→ Exercise directions:
Repeat every line that appears below, with nothing altered.

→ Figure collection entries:
+ + + +

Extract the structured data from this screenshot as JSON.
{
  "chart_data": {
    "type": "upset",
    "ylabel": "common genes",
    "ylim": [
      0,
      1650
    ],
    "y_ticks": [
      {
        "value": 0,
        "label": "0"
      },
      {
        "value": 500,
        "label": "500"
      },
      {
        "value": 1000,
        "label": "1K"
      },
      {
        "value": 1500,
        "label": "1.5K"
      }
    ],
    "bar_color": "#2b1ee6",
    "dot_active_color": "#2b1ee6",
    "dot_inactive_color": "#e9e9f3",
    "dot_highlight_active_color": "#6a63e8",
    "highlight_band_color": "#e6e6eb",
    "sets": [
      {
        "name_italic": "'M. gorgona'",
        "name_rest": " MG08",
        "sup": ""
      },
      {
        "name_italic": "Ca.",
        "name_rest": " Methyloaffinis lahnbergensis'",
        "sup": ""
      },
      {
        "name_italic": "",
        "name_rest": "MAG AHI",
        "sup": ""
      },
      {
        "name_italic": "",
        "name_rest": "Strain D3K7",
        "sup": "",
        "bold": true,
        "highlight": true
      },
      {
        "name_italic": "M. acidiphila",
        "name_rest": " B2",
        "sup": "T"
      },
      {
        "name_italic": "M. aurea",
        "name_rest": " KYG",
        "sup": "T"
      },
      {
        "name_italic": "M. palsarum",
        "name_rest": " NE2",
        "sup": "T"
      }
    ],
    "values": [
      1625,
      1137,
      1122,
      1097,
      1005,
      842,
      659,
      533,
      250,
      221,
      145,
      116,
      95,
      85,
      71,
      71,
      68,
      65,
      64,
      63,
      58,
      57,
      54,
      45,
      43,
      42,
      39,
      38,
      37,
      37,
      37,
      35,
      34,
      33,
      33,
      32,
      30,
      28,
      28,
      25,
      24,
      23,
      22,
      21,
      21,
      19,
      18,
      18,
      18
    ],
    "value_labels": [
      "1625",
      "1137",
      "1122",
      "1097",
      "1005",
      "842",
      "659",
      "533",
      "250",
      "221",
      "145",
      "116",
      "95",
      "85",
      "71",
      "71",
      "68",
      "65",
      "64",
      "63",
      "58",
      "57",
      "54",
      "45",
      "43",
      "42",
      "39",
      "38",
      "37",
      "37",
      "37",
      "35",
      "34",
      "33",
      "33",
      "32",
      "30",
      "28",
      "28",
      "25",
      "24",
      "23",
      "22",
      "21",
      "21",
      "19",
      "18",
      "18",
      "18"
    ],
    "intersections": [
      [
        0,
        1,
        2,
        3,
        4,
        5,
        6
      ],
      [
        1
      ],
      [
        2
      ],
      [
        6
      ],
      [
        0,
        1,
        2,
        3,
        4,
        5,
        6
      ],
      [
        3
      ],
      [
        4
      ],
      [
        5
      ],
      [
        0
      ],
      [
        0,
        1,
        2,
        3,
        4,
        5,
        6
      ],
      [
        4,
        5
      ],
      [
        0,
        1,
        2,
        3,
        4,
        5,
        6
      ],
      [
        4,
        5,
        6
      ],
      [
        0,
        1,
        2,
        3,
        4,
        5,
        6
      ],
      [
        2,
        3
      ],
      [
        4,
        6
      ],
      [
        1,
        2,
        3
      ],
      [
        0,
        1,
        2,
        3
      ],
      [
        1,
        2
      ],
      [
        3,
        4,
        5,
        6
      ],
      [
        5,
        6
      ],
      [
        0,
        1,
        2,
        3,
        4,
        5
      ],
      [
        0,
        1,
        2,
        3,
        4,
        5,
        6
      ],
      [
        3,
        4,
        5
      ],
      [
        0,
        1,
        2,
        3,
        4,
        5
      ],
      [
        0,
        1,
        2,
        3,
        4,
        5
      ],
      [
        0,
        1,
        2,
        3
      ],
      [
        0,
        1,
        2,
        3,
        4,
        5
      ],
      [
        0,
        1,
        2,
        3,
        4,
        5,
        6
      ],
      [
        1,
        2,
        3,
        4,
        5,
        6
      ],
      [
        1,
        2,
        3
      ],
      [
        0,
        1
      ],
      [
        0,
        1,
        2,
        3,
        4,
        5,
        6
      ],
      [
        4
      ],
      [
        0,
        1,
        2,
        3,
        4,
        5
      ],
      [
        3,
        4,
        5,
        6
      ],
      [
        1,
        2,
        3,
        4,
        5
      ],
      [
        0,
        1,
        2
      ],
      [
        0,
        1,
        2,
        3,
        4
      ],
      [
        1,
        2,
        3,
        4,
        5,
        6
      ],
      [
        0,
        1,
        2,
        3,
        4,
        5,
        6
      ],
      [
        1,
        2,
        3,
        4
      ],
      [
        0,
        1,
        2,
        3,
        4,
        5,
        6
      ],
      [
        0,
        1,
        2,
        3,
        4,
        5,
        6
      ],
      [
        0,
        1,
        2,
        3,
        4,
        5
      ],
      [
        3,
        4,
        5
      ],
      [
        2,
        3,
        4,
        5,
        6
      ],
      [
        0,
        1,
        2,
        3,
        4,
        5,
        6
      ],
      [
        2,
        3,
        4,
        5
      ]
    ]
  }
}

+ + + +

→ Result of this exercise:
Extract the structured data from this screenshot as JSON.
{
  "chart_data": {
    "type": "upset",
    "ylabel": "common genes",
    "ylim": [
      0,
      1650
    ],
    "y_ticks": [
      {
        "value": 0,
        "label": "0"
      },
      {
        "value": 500,
        "label": "500"
      },
      {
        "value": 1000,
        "label": "1K"
      },
      {
        "value": 1500,
        "label": "1.5K"
      }
    ],
    "bar_color": "#2b1ee6",
    "dot_active_color": "#2b1ee6",
    "dot_inactive_color": "#e9e9f3",
    "dot_highlight_active_color": "#6a63e8",
    "highlight_band_color": "#e6e6eb",
    "sets": [
      {
        "name_italic": "'M. gorgona'",
        "name_rest": " MG08",
        "sup": ""
      },
      {
        "name_italic": "Ca.",
        "name_rest": " Methyloaffinis lahnbergensis'",
        "sup": ""
      },
      {
        "name_italic": "",
        "name_rest": "MAG AHI",
        "sup": ""
      },
      {
        "name_italic": "",
        "name_rest": "Strain D3K7",
        "sup": "",
        "bold": true,
        "highlight": true
      },
      {
        "name_italic": "M. acidiphila",
        "name_rest": " B2",
        "sup": "T"
      },
      {
        "name_italic": "M. aurea",
        "name_rest": " KYG",
        "sup": "T"
      },
      {
        "name_italic": "M. palsarum",
        "name_rest": " NE2",
        "sup": "T"
      }
    ],
    "values": [
      1625,
      1137,
      1122,
      1097,
      1005,
      842,
      659,
      533,
      250,
      221,
      145,
      116,
      95,
      85,
      71,
      71,
      68,
      65,
      64,
      63,
      58,
      57,
      54,
      45,
      43,
      42,
      39,
      38,
      37,
      37,
      37,
      35,
      34,
      33,
      33,
      32,
      30,
      28,
      28,
      25,
      24,
      23,
      22,
      21,
      21,
      19,
      18,
      18,
      18
    ],
    "value_labels": [
      "1625",
      "1137",
      "1122",
      "1097",
      "1005",
      "842",
      "659",
      "533",
      "250",
      "221",
      "145",
      "116",
      "95",
      "85",
      "71",
      "71",
      "68",
      "65",
      "64",
      "63",
      "58",
      "57",
      "54",
      "45",
      "43",
      "42",
      "39",
      "38",
      "37",
      "37",
      "37",
      "35",
      "34",
      "33",
      "33",
      "32",
      "30",
      "28",
      "28",
      "25",
      "24",
      "23",
      "22",
      "21",
      "21",
      "19",
      "18",
      "18",
      "18"
    ],
    "intersections": [
      [
        0,
        1,
        2,
        3,
        4,
        5,
        6
      ],
      [
        1
      ],
      [
        2
      ],
      [
        6
      ],
      [
        0,
        1,
        2,
        3,
        4,
        5,
        6
      ],
      [
        3
      ],
      [
        4
      ],
      [
        5
      ],
      [
        0
      ],
      [
        0,
        1,
        2,
        3,
        4,
        5,
        6
      ],
      [
        4,
        5
      ],
      [
        0,
        1,
        2,
        3,
        4,
        5,
        6
      ],
      [
        4,
        5,
        6
      ],
      [
        0,
        1,
        2,
        3,
        4,
        5,
        6
      ],
      [
        2,
        3
      ],
      [
        4,
        6
      ],
      [
        1,
        2,
        3
      ],
      [
        0,
        1,
        2,
        3
      ],
      [
        1,
        2
      ],
      [
        3,
        4,
        5,
        6
      ],
      [
        5,
        6
      ],
      [
        0,
        1,
        2,
        3,
        4,
        5
      ],
      [
        0,
        1,
        2,
        3,
        4,
        5,
        6
      ],
      [
        3,
        4,
        5
      ],
      [
        0,
        1,
        2,
        3,
        4,
        5
      ],
      [
        0,
        1,
        2,
        3,
        4,
        5
      ],
      [
        0,
        1,
        2,
        3
      ],
      [
        0,
        1,
        2,
        3,
        4,
        5
      ],
      [
        0,
        1,
        2,
        3,
        4,
        5,
        6
      ],
      [
        1,
        2,
        3,
        4,
        5,
        6
      ],
      [
        1,
        2,
        3
      ],
      [
        0,
        1
      ],
      [
        0,
        1,
        2,
        3,
        4,
        5,
        6
      ],
      [
        4
      ],
      [
        0,
        1,
        2,
        3,
        4,
        5
      ],
      [
        3,
        4,
        5,
        6
      ],
      [
        1,
        2,
        3,
        4,
        5
      ],
      [
        0,
        1,
        2
      ],
      [
        0,
        1,
        2,
        3,
        4
      ],
      [
        1,
        2,
        3,
        4,
        5,
        6
      ],
      [
        0,
        1,
        2,
        3,
        4,
        5,
        6
      ],
      [
        1,
        2,
        3,
        4
      ],
      [
        0,
        1,
        2,
        3,
        4,
        5,
        6
      ],
      [
        0,
        1,
        2,
        3,
        4,
        5,
        6
      ],
      [
        0,
        1,
        2,
        3,
        4,
        5
      ],
      [
        3,
        4,
        5
      ],
      [
        2,
        3,
        4,
        5,
        6
      ],
      [
        0,
        1,
        2,
        3,
        4,
        5,
        6
      ],
      [
        2,
        3,
        4,
        5
      ]
    ]
  }
}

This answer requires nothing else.